[Records about charts and figures]
* Begin *

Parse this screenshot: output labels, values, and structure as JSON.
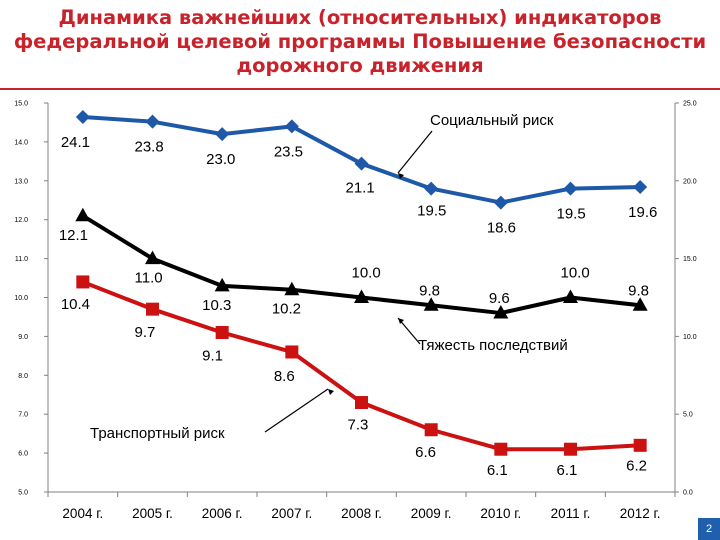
{
  "title": "Динамика важнейших (относительных) индикаторов федеральной целевой программы Повышение безопасности дорожного движения",
  "page_number": "2",
  "colors": {
    "social": "#1e58a8",
    "severity": "#000000",
    "transport": "#cc1111",
    "title": "#c8232b"
  },
  "chart_data": {
    "type": "line",
    "categories": [
      "2004 г.",
      "2005 г.",
      "2006 г.",
      "2007 г.",
      "2008 г.",
      "2009 г.",
      "2010 г.",
      "2011 г.",
      "2012 г."
    ],
    "left_axis": {
      "ylim": [
        5.0,
        15.0
      ],
      "ticks": [
        "5.0",
        "6.0",
        "7.0",
        "8.0",
        "9.0",
        "10.0",
        "11.0",
        "12.0",
        "13.0",
        "14.0",
        "15.0"
      ]
    },
    "right_axis": {
      "ylim": [
        0.0,
        25.0
      ],
      "ticks": [
        "0.0",
        "5.0",
        "10.0",
        "15.0",
        "20.0",
        "25.0"
      ]
    },
    "series": [
      {
        "name": "Социальный риск",
        "axis": "right",
        "marker": "diamond",
        "color": "#1e58a8",
        "values": [
          24.1,
          23.8,
          23.0,
          23.5,
          21.1,
          19.5,
          18.6,
          19.5,
          19.6
        ],
        "labels": [
          "24.1",
          "23.8",
          "23.0",
          "23.5",
          "21.1",
          "19.5",
          "18.6",
          "19.5",
          "19.6"
        ]
      },
      {
        "name": "Тяжесть последствий",
        "axis": "left",
        "marker": "triangle",
        "color": "#000000",
        "values": [
          12.1,
          11.0,
          10.3,
          10.2,
          10.0,
          9.8,
          9.6,
          10.0,
          9.8
        ],
        "labels": [
          "12.1",
          "11.0",
          "10.3",
          "10.2",
          "10.0",
          "9.8",
          "9.6",
          "10.0",
          "9.8"
        ]
      },
      {
        "name": "Транспортный риск",
        "axis": "left",
        "marker": "square",
        "color": "#cc1111",
        "values": [
          10.4,
          9.7,
          9.1,
          8.6,
          7.3,
          6.6,
          6.1,
          6.1,
          6.2
        ],
        "labels": [
          "10.4",
          "9.7",
          "9.1",
          "8.6",
          "7.3",
          "6.6",
          "6.1",
          "6.1",
          "6.2"
        ]
      }
    ],
    "grid": false,
    "legend": "callouts"
  }
}
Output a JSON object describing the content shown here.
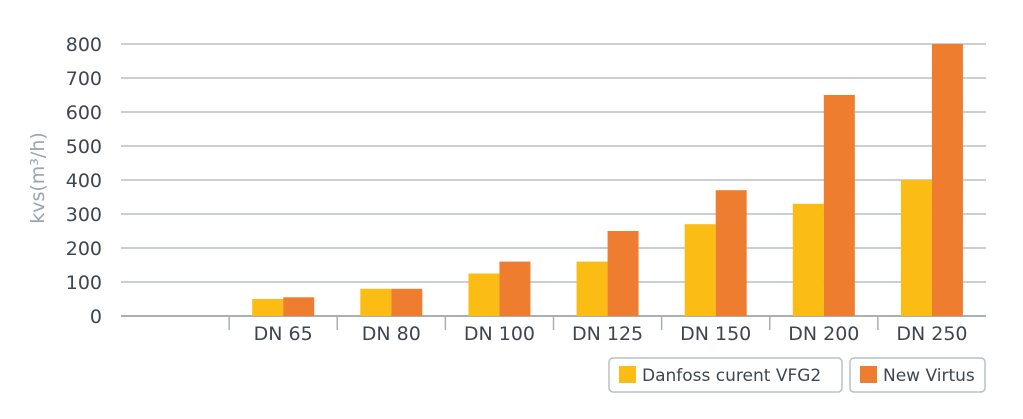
{
  "chart_data": {
    "type": "bar",
    "title": "",
    "xlabel": "",
    "ylabel": "kvs(m³/h)",
    "ylim": [
      0,
      800
    ],
    "yticks": [
      0,
      100,
      200,
      300,
      400,
      500,
      600,
      700,
      800
    ],
    "grid": true,
    "legend_position": "bottom-right",
    "categories": [
      "",
      "DN 65",
      "DN 80",
      "DN 100",
      "DN 125",
      "DN 150",
      "DN 200",
      "DN 250"
    ],
    "series": [
      {
        "name": "Danfoss curent VFG2",
        "color": "#fbbd13",
        "values": [
          null,
          50,
          80,
          125,
          160,
          270,
          330,
          400
        ]
      },
      {
        "name": "New Virtus",
        "color": "#ee7d2f",
        "values": [
          null,
          55,
          80,
          160,
          250,
          370,
          650,
          800
        ]
      }
    ]
  }
}
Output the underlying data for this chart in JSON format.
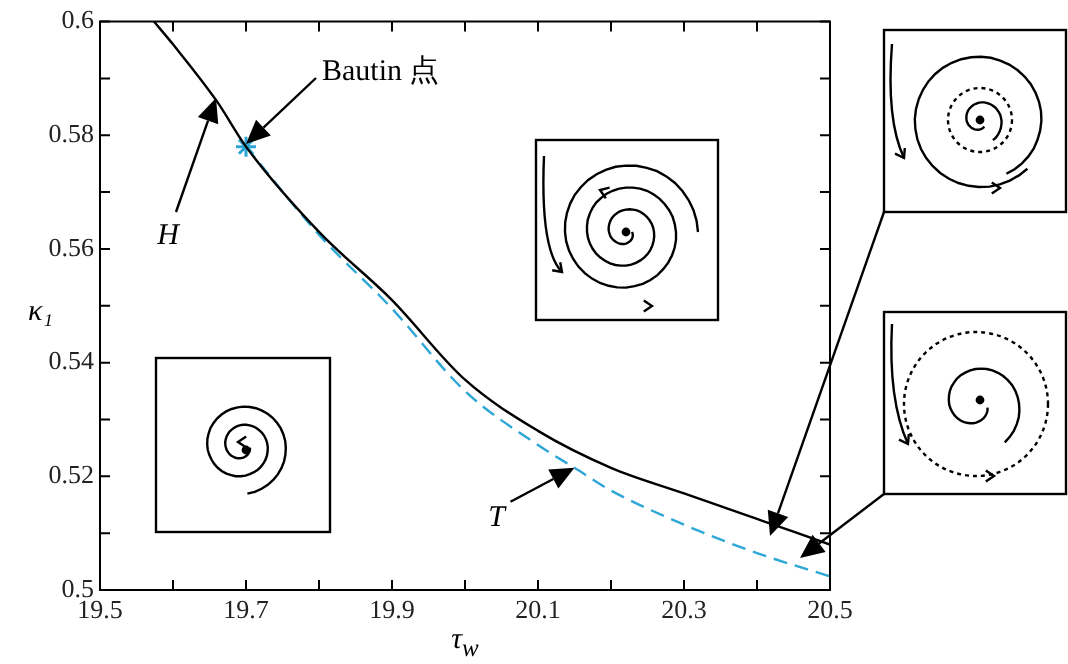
{
  "chart_data": {
    "type": "line",
    "xlabel": "τ$_{w}$",
    "ylabel": "κ₁",
    "xlim": [
      19.5,
      20.5
    ],
    "ylim": [
      0.5,
      0.6
    ],
    "xticks": [
      19.5,
      {
        "value": 19.6,
        "label": null
      },
      19.7,
      {
        "value": 19.8,
        "label": null
      },
      19.9,
      {
        "value": 20.0,
        "label": null
      },
      20.1,
      {
        "value": 20.2,
        "label": null
      },
      20.3,
      {
        "value": 20.4,
        "label": null
      },
      20.5
    ],
    "yticks": [
      0.5,
      {
        "value": 0.51,
        "label": null
      },
      0.52,
      {
        "value": 0.53,
        "label": null
      },
      0.54,
      {
        "value": 0.55,
        "label": null
      },
      0.56,
      {
        "value": 0.57,
        "label": null
      },
      0.58,
      {
        "value": 0.59,
        "label": null
      },
      0.6
    ],
    "legend": false,
    "annotations": [
      "H",
      {
        "text": "T",
        "x": 20.15,
        "y": 0.5215
      },
      "Bautin 点"
    ],
    "series": [
      {
        "color": "#000000",
        "line_style": "solid",
        "marker": "none",
        "x": [
          19.574,
          19.6,
          19.66,
          19.7,
          19.8,
          19.9,
          20.0,
          20.1,
          20.2,
          20.3,
          20.4,
          20.5
        ],
        "values": [
          0.6,
          0.596,
          0.586,
          0.578,
          0.563,
          0.551,
          0.537,
          0.528,
          0.5215,
          0.517,
          0.5125,
          0.508
        ]
      },
      {
        "color": "#2ea6d6",
        "line_style": "dashed",
        "marker": "none",
        "x": [
          19.7,
          19.8,
          19.9,
          20.0,
          20.1,
          20.15,
          20.2,
          20.3,
          20.4,
          20.5
        ],
        "values": [
          0.578,
          0.5625,
          0.5495,
          0.535,
          0.5255,
          0.5215,
          0.5175,
          0.5115,
          0.5065,
          0.5024
        ]
      },
      {
        "type": "scatter",
        "color": "#2ea6d6",
        "marker": "cross",
        "x": [
          19.7
        ],
        "values": [
          0.578
        ]
      }
    ]
  }
}
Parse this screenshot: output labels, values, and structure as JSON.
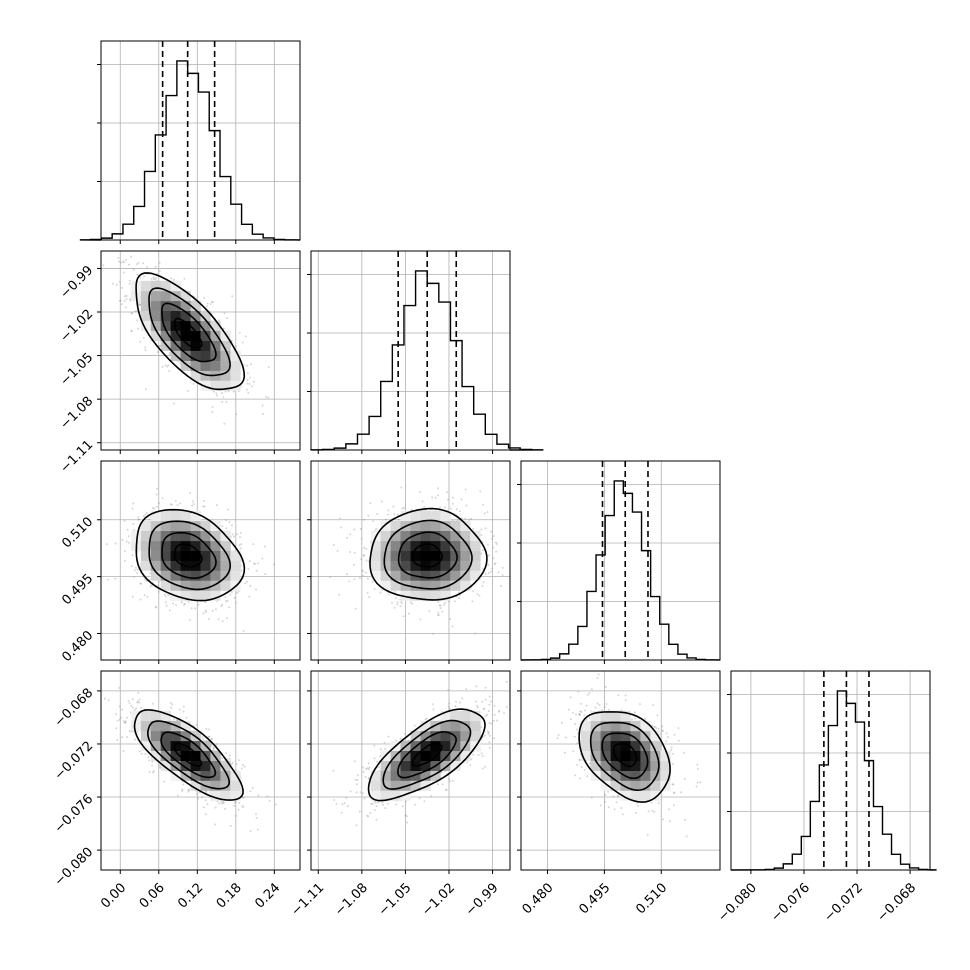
{
  "chart_data": {
    "type": "corner",
    "parameters": [
      {
        "range": [
          -0.03,
          0.28
        ],
        "ticks": [
          "0.00",
          "0.06",
          "0.12",
          "0.18",
          "0.24"
        ],
        "tick_values": [
          0.0,
          0.06,
          0.12,
          0.18,
          0.24
        ],
        "median": 0.105,
        "q16": 0.066,
        "q84": 0.147,
        "hist_peak_at": 0.105,
        "hist_sigma": 0.042
      },
      {
        "range": [
          -1.115,
          -0.978
        ],
        "ticks": [
          "-0.99",
          "-1.02",
          "-1.05",
          "-1.08",
          "-1.11"
        ],
        "tick_values": [
          -0.99,
          -1.02,
          -1.05,
          -1.08,
          -1.11
        ],
        "x_ticks": [
          "-1.11",
          "-1.08",
          "-1.05",
          "-1.02",
          "-0.99"
        ],
        "x_tick_values": [
          -1.11,
          -1.08,
          -1.05,
          -1.02,
          -0.99
        ],
        "median": -1.035,
        "q16": -1.055,
        "q84": -1.015,
        "hist_peak_at": -1.035,
        "hist_sigma": 0.02
      },
      {
        "range": [
          0.473,
          0.5255
        ],
        "ticks": [
          "0.510",
          "0.495",
          "0.480"
        ],
        "tick_values": [
          0.51,
          0.495,
          0.48
        ],
        "x_ticks": [
          "0.480",
          "0.495",
          "0.510"
        ],
        "x_tick_values": [
          0.48,
          0.495,
          0.51
        ],
        "median": 0.5005,
        "q16": 0.4945,
        "q84": 0.5065,
        "hist_peak_at": 0.5,
        "hist_sigma": 0.006
      },
      {
        "range": [
          -0.0815,
          -0.0665
        ],
        "ticks": [
          "-0.068",
          "-0.072",
          "-0.076",
          "-0.080"
        ],
        "tick_values": [
          -0.068,
          -0.072,
          -0.076,
          -0.08
        ],
        "x_ticks": [
          "-0.080",
          "-0.076",
          "-0.072",
          "-0.068"
        ],
        "x_tick_values": [
          -0.08,
          -0.076,
          -0.072,
          -0.068
        ],
        "median": -0.0728,
        "q16": -0.0745,
        "q84": -0.0711,
        "hist_peak_at": -0.0728,
        "hist_sigma": 0.0017
      }
    ],
    "correlations": {
      "1-0": -0.7,
      "2-0": -0.25,
      "2-1": 0.0,
      "3-0": -0.75,
      "3-1": 0.7,
      "3-2": -0.35
    },
    "grid": true,
    "quantile_lines": "dashed"
  }
}
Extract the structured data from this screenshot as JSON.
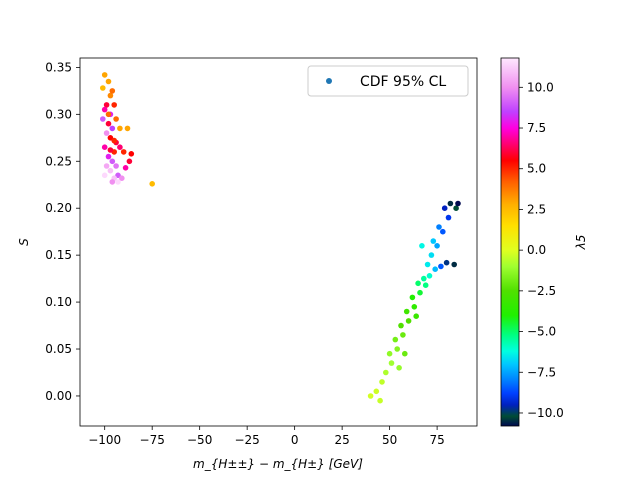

* End *

PROBLEM DESCRIPTION:
Check each line of the records above for "title", and copy those that have it.

RESPONSE BELOW:
  "title": "Динамика важнейших (относительных) индикаторов федеральной целевой программы Повышение безопасности дорожного движения",
    "title": "#c8232b"
    "title": "",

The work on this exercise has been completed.